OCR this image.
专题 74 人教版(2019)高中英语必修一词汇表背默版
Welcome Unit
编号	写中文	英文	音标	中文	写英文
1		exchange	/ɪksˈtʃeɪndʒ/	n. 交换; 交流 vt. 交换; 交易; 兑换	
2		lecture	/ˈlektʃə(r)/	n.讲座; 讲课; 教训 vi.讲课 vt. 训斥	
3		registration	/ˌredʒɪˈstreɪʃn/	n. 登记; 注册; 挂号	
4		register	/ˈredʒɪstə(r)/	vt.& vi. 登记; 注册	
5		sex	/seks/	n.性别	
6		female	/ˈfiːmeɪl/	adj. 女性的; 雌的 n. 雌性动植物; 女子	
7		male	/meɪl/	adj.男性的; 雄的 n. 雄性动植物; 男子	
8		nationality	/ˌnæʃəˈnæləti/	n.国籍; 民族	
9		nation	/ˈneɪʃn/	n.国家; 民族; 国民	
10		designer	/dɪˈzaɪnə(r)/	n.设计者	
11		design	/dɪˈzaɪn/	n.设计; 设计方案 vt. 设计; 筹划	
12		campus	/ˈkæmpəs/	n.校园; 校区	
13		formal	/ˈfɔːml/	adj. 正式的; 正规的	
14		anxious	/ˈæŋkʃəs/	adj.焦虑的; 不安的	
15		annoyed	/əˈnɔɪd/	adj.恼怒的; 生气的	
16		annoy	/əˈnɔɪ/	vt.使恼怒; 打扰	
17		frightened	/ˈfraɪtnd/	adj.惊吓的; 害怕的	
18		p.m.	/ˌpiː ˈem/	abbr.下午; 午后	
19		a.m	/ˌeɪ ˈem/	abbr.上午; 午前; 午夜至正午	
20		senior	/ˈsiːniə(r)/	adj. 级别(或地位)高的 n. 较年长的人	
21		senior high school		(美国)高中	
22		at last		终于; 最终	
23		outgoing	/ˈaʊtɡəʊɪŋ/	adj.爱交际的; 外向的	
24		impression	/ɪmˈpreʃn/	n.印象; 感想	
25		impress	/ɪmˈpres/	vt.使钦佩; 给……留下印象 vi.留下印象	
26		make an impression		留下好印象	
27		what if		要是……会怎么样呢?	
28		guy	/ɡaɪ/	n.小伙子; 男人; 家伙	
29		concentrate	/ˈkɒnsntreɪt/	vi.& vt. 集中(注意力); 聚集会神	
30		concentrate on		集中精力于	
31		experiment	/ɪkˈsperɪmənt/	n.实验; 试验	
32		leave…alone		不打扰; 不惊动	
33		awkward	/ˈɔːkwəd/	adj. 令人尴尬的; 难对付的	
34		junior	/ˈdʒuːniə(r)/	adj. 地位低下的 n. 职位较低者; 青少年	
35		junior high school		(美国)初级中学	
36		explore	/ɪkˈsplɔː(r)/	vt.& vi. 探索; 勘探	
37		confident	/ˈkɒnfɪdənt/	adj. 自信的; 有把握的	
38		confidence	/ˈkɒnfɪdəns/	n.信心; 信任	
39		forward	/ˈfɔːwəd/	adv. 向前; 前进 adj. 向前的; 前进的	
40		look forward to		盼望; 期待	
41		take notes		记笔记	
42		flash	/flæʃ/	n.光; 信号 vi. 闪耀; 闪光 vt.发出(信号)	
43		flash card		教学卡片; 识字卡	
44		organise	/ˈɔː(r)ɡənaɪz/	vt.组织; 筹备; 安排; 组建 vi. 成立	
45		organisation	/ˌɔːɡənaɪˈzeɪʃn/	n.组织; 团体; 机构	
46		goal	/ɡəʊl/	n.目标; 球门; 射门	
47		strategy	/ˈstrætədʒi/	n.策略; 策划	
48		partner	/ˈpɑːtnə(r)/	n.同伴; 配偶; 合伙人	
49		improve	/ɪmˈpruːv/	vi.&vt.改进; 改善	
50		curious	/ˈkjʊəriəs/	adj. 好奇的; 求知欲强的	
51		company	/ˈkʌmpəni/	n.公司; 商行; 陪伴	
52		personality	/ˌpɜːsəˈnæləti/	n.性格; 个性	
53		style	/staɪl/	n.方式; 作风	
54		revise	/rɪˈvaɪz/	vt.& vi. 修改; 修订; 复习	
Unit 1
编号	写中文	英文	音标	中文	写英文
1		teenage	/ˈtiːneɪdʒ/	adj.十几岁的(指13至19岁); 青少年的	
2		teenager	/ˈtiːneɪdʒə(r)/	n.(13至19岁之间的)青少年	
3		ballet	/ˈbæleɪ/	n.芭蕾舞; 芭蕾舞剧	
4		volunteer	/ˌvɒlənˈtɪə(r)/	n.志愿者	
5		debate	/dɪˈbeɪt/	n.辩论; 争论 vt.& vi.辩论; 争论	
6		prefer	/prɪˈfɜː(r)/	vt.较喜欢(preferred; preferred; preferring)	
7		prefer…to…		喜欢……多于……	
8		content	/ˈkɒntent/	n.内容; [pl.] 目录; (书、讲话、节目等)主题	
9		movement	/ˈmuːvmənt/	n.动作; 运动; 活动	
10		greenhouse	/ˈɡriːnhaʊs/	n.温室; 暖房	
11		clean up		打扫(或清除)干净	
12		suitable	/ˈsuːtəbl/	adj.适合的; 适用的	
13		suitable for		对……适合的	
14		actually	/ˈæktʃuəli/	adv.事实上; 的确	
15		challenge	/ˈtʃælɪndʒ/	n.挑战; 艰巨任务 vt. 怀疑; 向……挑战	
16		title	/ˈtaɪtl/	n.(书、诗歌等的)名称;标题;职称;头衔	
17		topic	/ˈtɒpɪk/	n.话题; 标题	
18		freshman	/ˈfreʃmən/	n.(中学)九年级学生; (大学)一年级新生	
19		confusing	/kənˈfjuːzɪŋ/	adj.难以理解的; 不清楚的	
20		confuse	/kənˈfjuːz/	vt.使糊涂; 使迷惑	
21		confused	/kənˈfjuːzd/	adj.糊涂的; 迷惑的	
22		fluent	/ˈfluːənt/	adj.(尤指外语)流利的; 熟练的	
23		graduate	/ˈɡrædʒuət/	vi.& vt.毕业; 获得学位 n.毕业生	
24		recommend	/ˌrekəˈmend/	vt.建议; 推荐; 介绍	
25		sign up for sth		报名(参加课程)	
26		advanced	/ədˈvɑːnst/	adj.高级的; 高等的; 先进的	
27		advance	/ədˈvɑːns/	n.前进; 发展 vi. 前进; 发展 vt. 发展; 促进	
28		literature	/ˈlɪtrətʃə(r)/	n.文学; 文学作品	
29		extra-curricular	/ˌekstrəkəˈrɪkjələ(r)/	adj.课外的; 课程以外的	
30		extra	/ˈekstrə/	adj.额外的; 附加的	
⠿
::::
Quote the material exactly, leaving nothing out.

OCR this image.
专题 74 人教版(2019)高中英语必修一词汇表背默版
Welcome Unit
编号	写中文	英文	音标	中文	写英文
1		exchange	/ɪksˈtʃeɪndʒ/	n. 交换; 交流 vt. 交换; 交易; 兑换	
2		lecture	/ˈlektʃə(r)/	n.讲座; 讲课; 教训 vi.讲课 vt. 训斥	
3		registration	/ˌredʒɪˈstreɪʃn/	n. 登记; 注册; 挂号	
4		register	/ˈredʒɪstə(r)/	vt.& vi. 登记; 注册	
5		sex	/seks/	n.性别	
6		female	/ˈfiːmeɪl/	adj. 女性的; 雌的 n. 雌性动植物; 女子	
7		male	/meɪl/	adj.男性的; 雄的 n. 雄性动植物; 男子	
8		nationality	/ˌnæʃəˈnæləti/	n.国籍; 民族	
9		nation	/ˈneɪʃn/	n.国家; 民族; 国民	
10		designer	/dɪˈzaɪnə(r)/	n.设计者	
11		design	/dɪˈzaɪn/	n.设计; 设计方案 vt. 设计; 筹划	
12		campus	/ˈkæmpəs/	n.校园; 校区	
13		formal	/ˈfɔːml/	adj. 正式的; 正规的	
14		anxious	/ˈæŋkʃəs/	adj.焦虑的; 不安的	
15		annoyed	/əˈnɔɪd/	adj.恼怒的; 生气的	
16		annoy	/əˈnɔɪ/	vt.使恼怒; 打扰	
17		frightened	/ˈfraɪtnd/	adj.惊吓的; 害怕的	
18		p.m.	/ˌpiː ˈem/	abbr.下午; 午后	
19		a.m	/ˌeɪ ˈem/	abbr.上午; 午前; 午夜至正午	
20		senior	/ˈsiːniə(r)/	adj. 级别(或地位)高的 n. 较年长的人	
21		senior high school		(美国)高中	
22		at last		终于; 最终	
23		outgoing	/ˈaʊtɡəʊɪŋ/	adj.爱交际的; 外向的	
24		impression	/ɪmˈpreʃn/	n.印象; 感想	
25		impress	/ɪmˈpres/	vt.使钦佩; 给……留下印象 vi.留下印象	
26		make an impression		留下好印象	
27		what if		要是……会怎么样呢?	
28		guy	/ɡaɪ/	n.小伙子; 男人; 家伙	
29		concentrate	/ˈkɒnsntreɪt/	vi.& vt. 集中(注意力); 聚集会神	
30		concentrate on		集中精力于	
31		experiment	/ɪkˈsperɪmənt/	n.实验; 试验	
32		leave…alone		不打扰; 不惊动	
33		awkward	/ˈɔːkwəd/	adj. 令人尴尬的; 难对付的	
34		junior	/ˈdʒuːniə(r)/	adj. 地位低下的 n. 职位较低者; 青少年	
35		junior high school		(美国)初级中学	
36		explore	/ɪkˈsplɔː(r)/	vt.& vi. 探索; 勘探	
37		confident	/ˈkɒnfɪdənt/	adj. 自信的; 有把握的	
38		confidence	/ˈkɒnfɪdəns/	n.信心; 信任	
39		forward	/ˈfɔːwəd/	adv. 向前; 前进 adj. 向前的; 前进的	
40		look forward to		盼望; 期待	
41		take notes		记笔记	
42		flash	/flæʃ/	n.光; 信号 vi. 闪耀; 闪光 vt.发出(信号)	
43		flash card		教学卡片; 识字卡	
44		organise	/ˈɔː(r)ɡənaɪz/	vt.组织; 筹备; 安排; 组建 vi. 成立	
45		organisation	/ˌɔːɡənaɪˈzeɪʃn/	n.组织; 团体; 机构	
46		goal	/ɡəʊl/	n.目标; 球门; 射门	
47		strategy	/ˈstrætədʒi/	n.策略; 策划	
48		partner	/ˈpɑːtnə(r)/	n.同伴; 配偶; 合伙人	
49		improve	/ɪmˈpruːv/	vi.&vt.改进; 改善	
50		curious	/ˈkjʊəriəs/	adj. 好奇的; 求知欲强的	
51		company	/ˈkʌmpəni/	n.公司; 商行; 陪伴	
52		personality	/ˌpɜːsəˈnæləti/	n.性格; 个性	
53		style	/staɪl/	n.方式; 作风	
54		revise	/rɪˈvaɪz/	vt.& vi. 修改; 修订; 复习	
Unit 1
编号	写中文	英文	音标	中文	写英文
1		teenage	/ˈtiːneɪdʒ/	adj.十几岁的(指13至19岁); 青少年的	
2		teenager	/ˈtiːneɪdʒə(r)/	n.(13至19岁之间的)青少年	
3		ballet	/ˈbæleɪ/	n.芭蕾舞; 芭蕾舞剧	
4		volunteer	/ˌvɒlənˈtɪə(r)/	n.志愿者	
5		debate	/dɪˈbeɪt/	n.辩论; 争论 vt.& vi.辩论; 争论	
6		prefer	/prɪˈfɜː(r)/	vt.较喜欢(preferred; preferred; preferring)	
7		prefer…to…		喜欢……多于……	
8		content	/ˈkɒntent/	n.内容; [pl.] 目录; (书、讲话、节目等)主题	
9		movement	/ˈmuːvmənt/	n.动作; 运动; 活动	
10		greenhouse	/ˈɡriːnhaʊs/	n.温室; 暖房	
11		clean up		打扫(或清除)干净	
12		suitable	/ˈsuːtəbl/	adj.适合的; 适用的	
13		suitable for		对……适合的	
14		actually	/ˈæktʃuəli/	adv.事实上; 的确	
15		challenge	/ˈtʃælɪndʒ/	n.挑战; 艰巨任务 vt. 怀疑; 向……挑战	
16		title	/ˈtaɪtl/	n.(书、诗歌等的)名称;标题;职称;头衔	
17		topic	/ˈtɒpɪk/	n.话题; 标题	
18		freshman	/ˈfreʃmən/	n.(中学)九年级学生; (大学)一年级新生	
19		confusing	/kənˈfjuːzɪŋ/	adj.难以理解的; 不清楚的	
20		confuse	/kənˈfjuːz/	vt.使糊涂; 使迷惑	
21		confused	/kənˈfjuːzd/	adj.糊涂的; 迷惑的	
22		fluent	/ˈfluːənt/	adj.(尤指外语)流利的; 熟练的	
23		graduate	/ˈɡrædʒuət/	vi.& vt.毕业; 获得学位 n.毕业生	
24		recommend	/ˌrekəˈmend/	vt.建议; 推荐; 介绍	
25		sign up for sth		报名(参加课程)	
26		advanced	/ədˈvɑːnst/	adj.高级的; 高等的; 先进的	
27		advance	/ədˈvɑːns/	n.前进; 发展 vi. 前进; 发展 vt. 发展; 促进	
28		literature	/ˈlɪtrətʃə(r)/	n.文学; 文学作品	
29		extra-curricular	/ˌekstrəkəˈrɪkjələ(r)/	adj.课外的; 课程以外的	
30		extra	/ˈekstrə/	adj.额外的; 附加的	
⠿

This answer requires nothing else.